--- START OF Data extract ---

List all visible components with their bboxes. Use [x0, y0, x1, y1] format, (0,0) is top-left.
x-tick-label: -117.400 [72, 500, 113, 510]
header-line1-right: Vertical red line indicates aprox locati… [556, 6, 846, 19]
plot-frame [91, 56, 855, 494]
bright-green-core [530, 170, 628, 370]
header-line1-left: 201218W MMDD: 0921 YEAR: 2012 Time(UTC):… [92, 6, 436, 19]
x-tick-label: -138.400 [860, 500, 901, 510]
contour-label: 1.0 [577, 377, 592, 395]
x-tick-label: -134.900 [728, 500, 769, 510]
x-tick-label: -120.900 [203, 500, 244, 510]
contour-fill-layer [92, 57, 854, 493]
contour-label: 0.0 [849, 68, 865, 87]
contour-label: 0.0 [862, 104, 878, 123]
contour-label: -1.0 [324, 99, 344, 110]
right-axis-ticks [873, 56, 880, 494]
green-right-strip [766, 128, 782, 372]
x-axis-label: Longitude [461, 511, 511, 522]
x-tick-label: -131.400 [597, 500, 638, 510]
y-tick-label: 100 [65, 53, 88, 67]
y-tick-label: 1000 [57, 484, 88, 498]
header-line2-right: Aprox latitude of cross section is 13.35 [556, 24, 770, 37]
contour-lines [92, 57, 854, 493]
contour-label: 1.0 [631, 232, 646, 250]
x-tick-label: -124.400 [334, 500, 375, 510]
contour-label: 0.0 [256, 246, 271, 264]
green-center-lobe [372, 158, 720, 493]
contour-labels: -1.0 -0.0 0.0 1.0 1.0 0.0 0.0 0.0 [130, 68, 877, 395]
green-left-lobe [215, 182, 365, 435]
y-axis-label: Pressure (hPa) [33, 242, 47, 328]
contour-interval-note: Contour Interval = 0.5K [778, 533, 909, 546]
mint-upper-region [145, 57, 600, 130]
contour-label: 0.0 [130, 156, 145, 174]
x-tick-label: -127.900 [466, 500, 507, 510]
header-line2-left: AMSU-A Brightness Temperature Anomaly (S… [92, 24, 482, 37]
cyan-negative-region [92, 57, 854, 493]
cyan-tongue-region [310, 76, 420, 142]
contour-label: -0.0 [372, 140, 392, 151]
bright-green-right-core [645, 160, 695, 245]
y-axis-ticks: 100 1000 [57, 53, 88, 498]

--- END OF Data extract ---

Convert every line of the rows above into a two-column Markdown table headed No and Entry, numbering the lines in order and leaving out any blank lines.

| No | Entry |
|---|---|
| 1 | List all visible components with their bboxes. Use [x0, y0, x1, y1] format, (0,0) is top-left. |
| 2 | x-tick-label: -117.400 [72, 500, 113, 510] |
| 3 | header-line1-right: Vertical red line indicates aprox locati… [556, 6, 846, 19] |
| 4 | plot-frame [91, 56, 855, 494] |
| 5 | bright-green-core [530, 170, 628, 370] |
| 6 | header-line1-left: 201218W MMDD: 0921 YEAR: 2012 Time(UTC):… [92, 6, 436, 19] |
| 7 | x-tick-label: -138.400 [860, 500, 901, 510] |
| 8 | contour-label: 1.0 [577, 377, 592, 395] |
| 9 | x-tick-label: -134.900 [728, 500, 769, 510] |
| 10 | x-tick-label: -120.900 [203, 500, 244, 510] |
| 11 | contour-fill-layer [92, 57, 854, 493] |
| 12 | contour-label: 0.0 [849, 68, 865, 87] |
| 13 | contour-label: 0.0 [862, 104, 878, 123] |
| 14 | contour-label: -1.0 [324, 99, 344, 110] |
| 15 | right-axis-ticks [873, 56, 880, 494] |
| 16 | green-right-strip [766, 128, 782, 372] |
| 17 | x-axis-label: Longitude [461, 511, 511, 522] |
| 18 | x-tick-label: -131.400 [597, 500, 638, 510] |
| 19 | y-tick-label: 100 [65, 53, 88, 67] |
| 20 | y-tick-label: 1000 [57, 484, 88, 498] |
| 21 | header-line2-right: Aprox latitude of cross section is 13.35 [556, 24, 770, 37] |
| 22 | contour-lines [92, 57, 854, 493] |
| 23 | contour-label: 1.0 [631, 232, 646, 250] |
| 24 | x-tick-label: -124.400 [334, 500, 375, 510] |
| 25 | contour-label: 0.0 [256, 246, 271, 264] |
| 26 | green-center-lobe [372, 158, 720, 493] |
| 27 | contour-labels: -1.0 -0.0 0.0 1.0 1.0 0.0 0.0 0.0 [130, 68, 877, 395] |
| 28 | green-left-lobe [215, 182, 365, 435] |
| 29 | y-axis-label: Pressure (hPa) [33, 242, 47, 328] |
| 30 | contour-interval-note: Contour Interval = 0.5K [778, 533, 909, 546] |
| 31 | mint-upper-region [145, 57, 600, 130] |
| 32 | contour-label: 0.0 [130, 156, 145, 174] |
| 33 | x-tick-label: -127.900 [466, 500, 507, 510] |
| 34 | header-line2-left: AMSU-A Brightness Temperature Anomaly (S… [92, 24, 482, 37] |
| 35 | cyan-negative-region [92, 57, 854, 493] |
| 36 | cyan-tongue-region [310, 76, 420, 142] |
| 37 | contour-label: -0.0 [372, 140, 392, 151] |
| 38 | bright-green-right-core [645, 160, 695, 245] |
| 39 | y-axis-ticks: 100 1000 [57, 53, 88, 498] |